▶ _Working data_:
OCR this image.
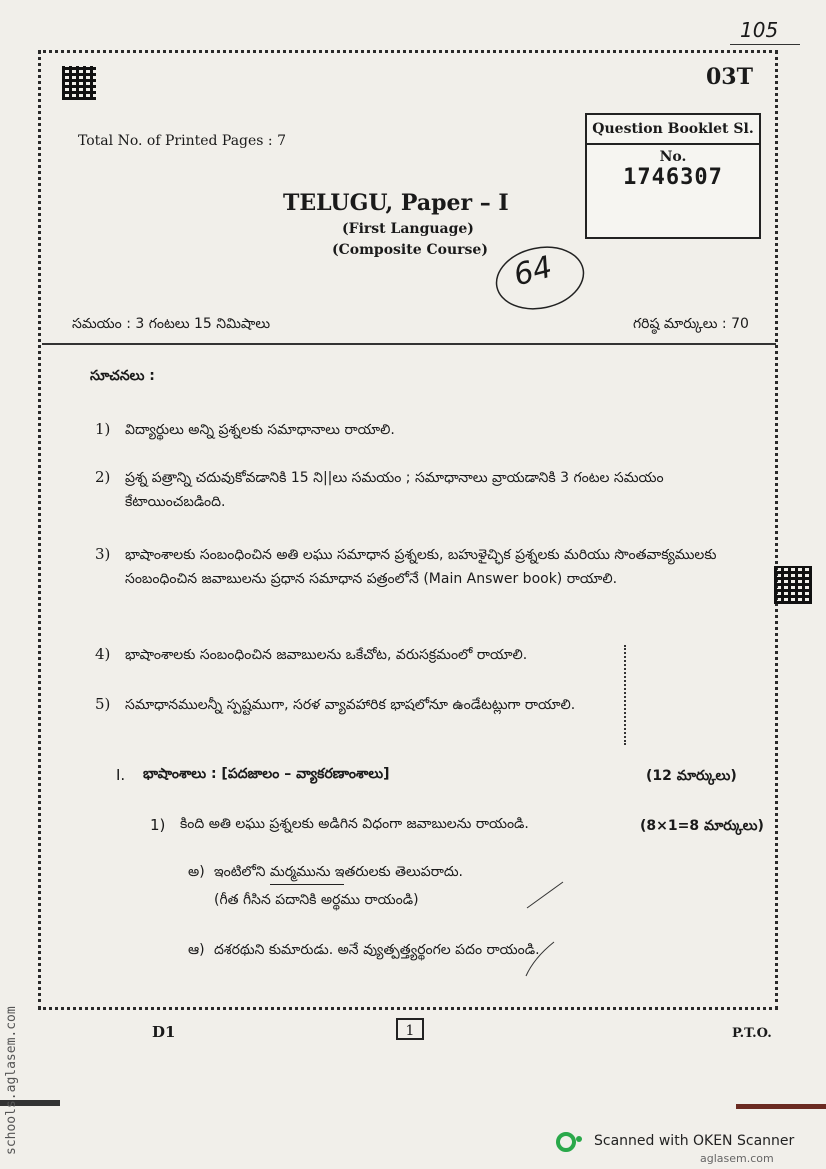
105
03T
Total No. of Printed Pages : 7
Question Booklet Sl. No.
1746307
TELUGU, Paper – I
(First Language)
(Composite Course) 64
సమయం : 3 గంటలు 15 నిమిషాలు	గరిష్ఠ మార్కులు : 70
సూచనలు :
1) విద్యార్థులు అన్ని ప్రశ్నలకు సమాధానాలు రాయాలి.
2) ప్రశ్న పత్రాన్ని చదువుకోవడానికి 15 ని||లు సమయం ; సమాధానాలు వ్రాయడానికి 3 గంటల సమయం కేటాయించబడింది.
3) భాషాంశాలకు సంబంధించిన అతి లఘు సమాధాన ప్రశ్నలకు, బహుళైచ్ఛిక ప్రశ్నలకు మరియు సొంతవాక్యములకు సంబంధించిన జవాబులను ప్రధాన సమాధాన పత్రంలోనే (Main Answer book) రాయాలి.
4) భాషాంశాలకు సంబంధించిన జవాబులను ఒకేచోట, వరుసక్రమంలో రాయాలి.
5) సమాధానములన్నీ స్పష్టముగా, సరళ వ్యావహారిక భాషలోనూ ఉండేటట్లుగా రాయాలి.
I. భాషాంశాలు : [పదజాలం – వ్యాకరణాంశాలు]	(12 మార్కులు)
1) కింది అతి లఘు ప్రశ్నలకు అడిగిన విధంగా జవాబులను రాయండి.	(8×1=8 మార్కులు)
అ) ఇంటిలోని మర్మమును ఇతరులకు తెలుపరాదు.
(గీత గీసిన పదానికి అర్థము రాయండి)
ఆ) దశరథుని కుమారుడు. అనే వ్యుత్పత్త్యర్థంగల పదం రాయండి.
D1	1	P.T.O.
schools.aglasem.com	Scanned with OKEN Scanner
aglasem.com
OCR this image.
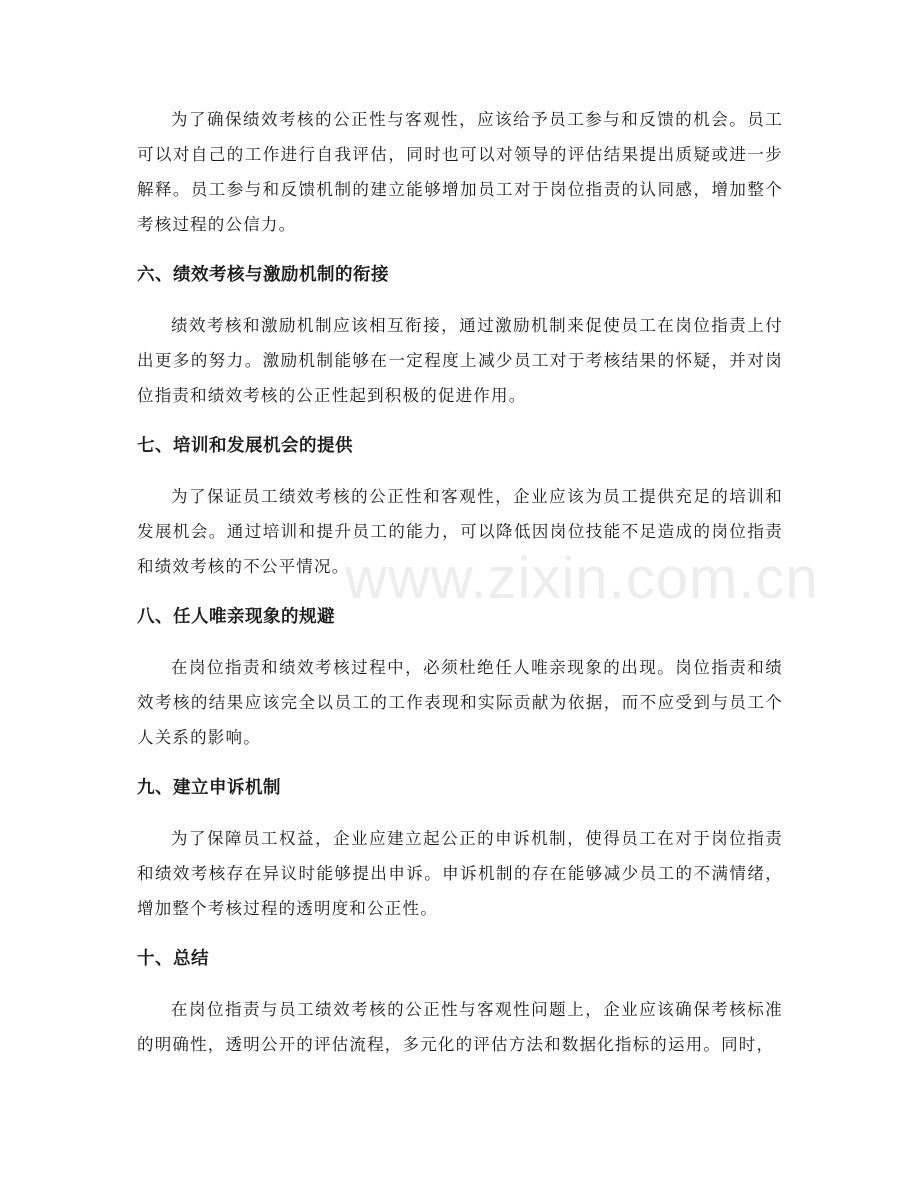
为了确保绩效考核的公正性与客观性，应该给予员工参与和反馈的机会。员工可以对自己的工作进行自我评估，同时也可以对领导的评估结果提出质疑或进一步解释。员工参与和反馈机制的建立能够增加员工对于岗位指责的认同感，增加整个考核过程的公信力。

六、绩效考核与激励机制的衔接

绩效考核和激励机制应该相互衔接，通过激励机制来促使员工在岗位指责上付出更多的努力。激励机制能够在一定程度上减少员工对于考核结果的怀疑，并对岗位指责和绩效考核的公正性起到积极的促进作用。

七、培训和发展机会的提供

为了保证员工绩效考核的公正性和客观性，企业应该为员工提供充足的培训和发展机会。通过培训和提升员工的能力，可以降低因岗位技能不足造成的岗位指责和绩效考核的不公平情况。

八、任人唯亲现象的规避

在岗位指责和绩效考核过程中，必须杜绝任人唯亲现象的出现。岗位指责和绩效考核的结果应该完全以员工的工作表现和实际贡献为依据，而不应受到与员工个人关系的影响。

九、建立申诉机制

为了保障员工权益，企业应建立起公正的申诉机制，使得员工在对于岗位指责和绩效考核存在异议时能够提出申诉。申诉机制的存在能够减少员工的不满情绪，增加整个考核过程的透明度和公正性。

十、总结

在岗位指责与员工绩效考核的公正性与客观性问题上，企业应该确保考核标准的明确性，透明公开的评估流程，多元化的评估方法和数据化指标的运用。同时，

www.zixin.com.cn
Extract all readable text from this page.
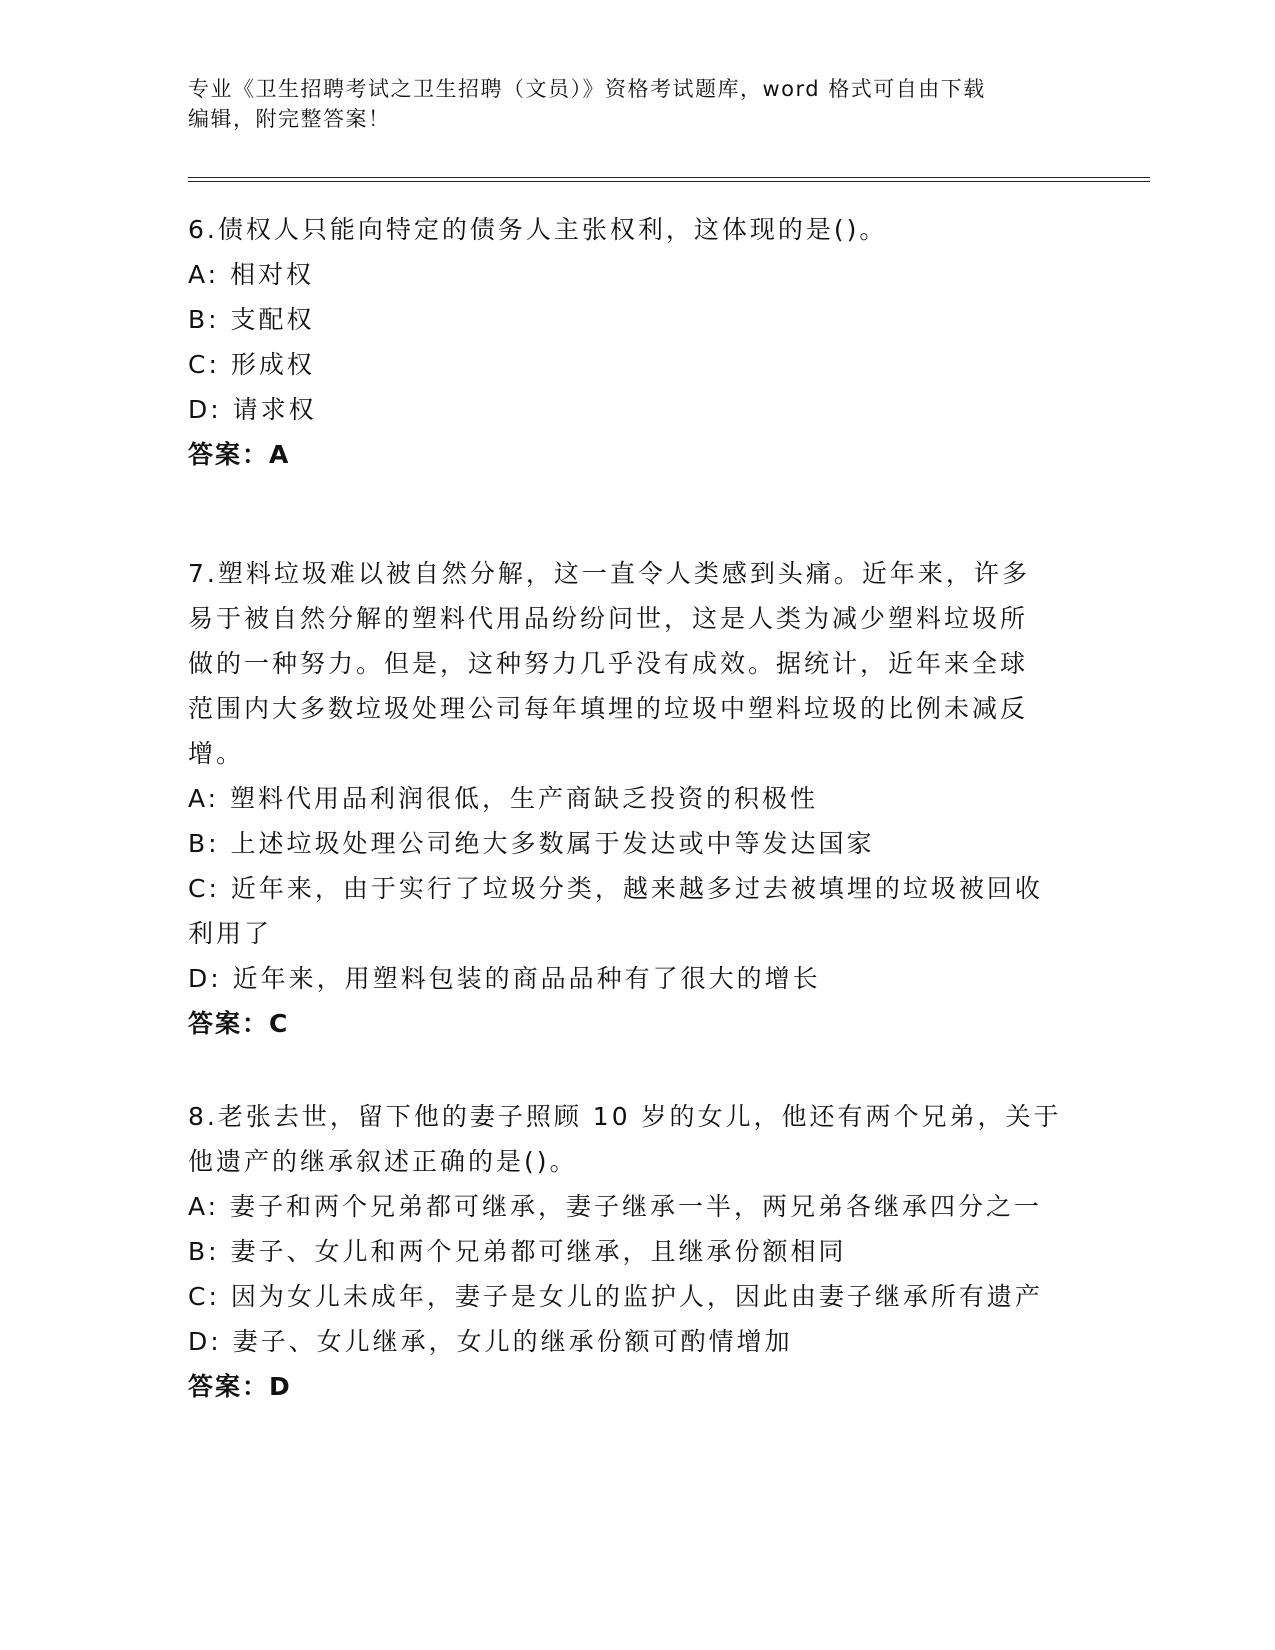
专业《卫生招聘考试之卫生招聘（文员）》资格考试题库，word 格式可自由下载
编辑，附完整答案！
6.债权人只能向特定的债务人主张权利，这体现的是()。
A: 相对权
B: 支配权
C: 形成权
D: 请求权
答案：A
7.塑料垃圾难以被自然分解，这一直令人类感到头痛。近年来，许多
易于被自然分解的塑料代用品纷纷问世，这是人类为减少塑料垃圾所
做的一种努力。但是，这种努力几乎没有成效。据统计，近年来全球
范围内大多数垃圾处理公司每年填埋的垃圾中塑料垃圾的比例未减反
增。
A: 塑料代用品利润很低，生产商缺乏投资的积极性
B: 上述垃圾处理公司绝大多数属于发达或中等发达国家
C: 近年来，由于实行了垃圾分类，越来越多过去被填埋的垃圾被回收
利用了
D: 近年来，用塑料包装的商品品种有了很大的增长
答案：C
8.老张去世，留下他的妻子照顾 10 岁的女儿，他还有两个兄弟，关于
他遗产的继承叙述正确的是()。
A: 妻子和两个兄弟都可继承，妻子继承一半，两兄弟各继承四分之一
B: 妻子、女儿和两个兄弟都可继承，且继承份额相同
C: 因为女儿未成年，妻子是女儿的监护人，因此由妻子继承所有遗产
D: 妻子、女儿继承，女儿的继承份额可酌情增加
答案：D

▶ _Brief_:
Retype each entry precisely. Skip images entirely.

▶ _Exercise output_:
OCR this image.
105
03T
Total No. of Printed Pages : 7
Question Booklet Sl. No.
1746307
TELUGU, Paper – I
(First Language)
(Composite Course) 64
సమయం : 3 గంటలు 15 నిమిషాలు	గరిష్ఠ మార్కులు : 70
సూచనలు :
1) విద్యార్థులు అన్ని ప్రశ్నలకు సమాధానాలు రాయాలి.
2) ప్రశ్న పత్రాన్ని చదువుకోవడానికి 15 ని||లు సమయం ; సమాధానాలు వ్రాయడానికి 3 గంటల సమయం కేటాయించబడింది.
3) భాషాంశాలకు సంబంధించిన అతి లఘు సమాధాన ప్రశ్నలకు, బహుళైచ్ఛిక ప్రశ్నలకు మరియు సొంతవాక్యములకు సంబంధించిన జవాబులను ప్రధాన సమాధాన పత్రంలోనే (Main Answer book) రాయాలి.
4) భాషాంశాలకు సంబంధించిన జవాబులను ఒకేచోట, వరుసక్రమంలో రాయాలి.
5) సమాధానములన్నీ స్పష్టముగా, సరళ వ్యావహారిక భాషలోనూ ఉండేటట్లుగా రాయాలి.
I. భాషాంశాలు : [పదజాలం – వ్యాకరణాంశాలు]	(12 మార్కులు)
1) కింది అతి లఘు ప్రశ్నలకు అడిగిన విధంగా జవాబులను రాయండి.	(8×1=8 మార్కులు)
అ) ఇంటిలోని మర్మమును ఇతరులకు తెలుపరాదు.
(గీత గీసిన పదానికి అర్థము రాయండి)
ఆ) దశరథుని కుమారుడు. అనే వ్యుత్పత్త్యర్థంగల పదం రాయండి.
D1	1	P.T.O.
schools.aglasem.com	Scanned with OKEN Scanner
aglasem.com
OCR this image.
为了确保绩效考核的公正性与客观性，应该给予员工参与和反馈的机会。员工可以对自己的工作进行自我评估，同时也可以对领导的评估结果提出质疑或进一步解释。员工参与和反馈机制的建立能够增加员工对于岗位指责的认同感，增加整个考核过程的公信力。

六、绩效考核与激励机制的衔接

绩效考核和激励机制应该相互衔接，通过激励机制来促使员工在岗位指责上付出更多的努力。激励机制能够在一定程度上减少员工对于考核结果的怀疑，并对岗位指责和绩效考核的公正性起到积极的促进作用。

七、培训和发展机会的提供

为了保证员工绩效考核的公正性和客观性，企业应该为员工提供充足的培训和发展机会。通过培训和提升员工的能力，可以降低因岗位技能不足造成的岗位指责和绩效考核的不公平情况。

八、任人唯亲现象的规避

在岗位指责和绩效考核过程中，必须杜绝任人唯亲现象的出现。岗位指责和绩效考核的结果应该完全以员工的工作表现和实际贡献为依据，而不应受到与员工个人关系的影响。

九、建立申诉机制

为了保障员工权益，企业应建立起公正的申诉机制，使得员工在对于岗位指责和绩效考核存在异议时能够提出申诉。申诉机制的存在能够减少员工的不满情绪，增加整个考核过程的透明度和公正性。

十、总结

在岗位指责与员工绩效考核的公正性与客观性问题上，企业应该确保考核标准的明确性，透明公开的评估流程，多元化的评估方法和数据化指标的运用。同时，

www.zixin.com.cn
Extract all readable text from this page.
专业《卫生招聘考试之卫生招聘（文员）》资格考试题库，word 格式可自由下载
编辑，附完整答案！
6.债权人只能向特定的债务人主张权利，这体现的是()。
A: 相对权
B: 支配权
C: 形成权
D: 请求权
答案：A
7.塑料垃圾难以被自然分解，这一直令人类感到头痛。近年来，许多
易于被自然分解的塑料代用品纷纷问世，这是人类为减少塑料垃圾所
做的一种努力。但是，这种努力几乎没有成效。据统计，近年来全球
范围内大多数垃圾处理公司每年填埋的垃圾中塑料垃圾的比例未减反
增。
A: 塑料代用品利润很低，生产商缺乏投资的积极性
B: 上述垃圾处理公司绝大多数属于发达或中等发达国家
C: 近年来，由于实行了垃圾分类，越来越多过去被填埋的垃圾被回收
利用了
D: 近年来，用塑料包装的商品品种有了很大的增长
答案：C
8.老张去世，留下他的妻子照顾 10 岁的女儿，他还有两个兄弟，关于
他遗产的继承叙述正确的是()。
A: 妻子和两个兄弟都可继承，妻子继承一半，两兄弟各继承四分之一
B: 妻子、女儿和两个兄弟都可继承，且继承份额相同
C: 因为女儿未成年，妻子是女儿的监护人，因此由妻子继承所有遗产
D: 妻子、女儿继承，女儿的继承份额可酌情增加
答案：D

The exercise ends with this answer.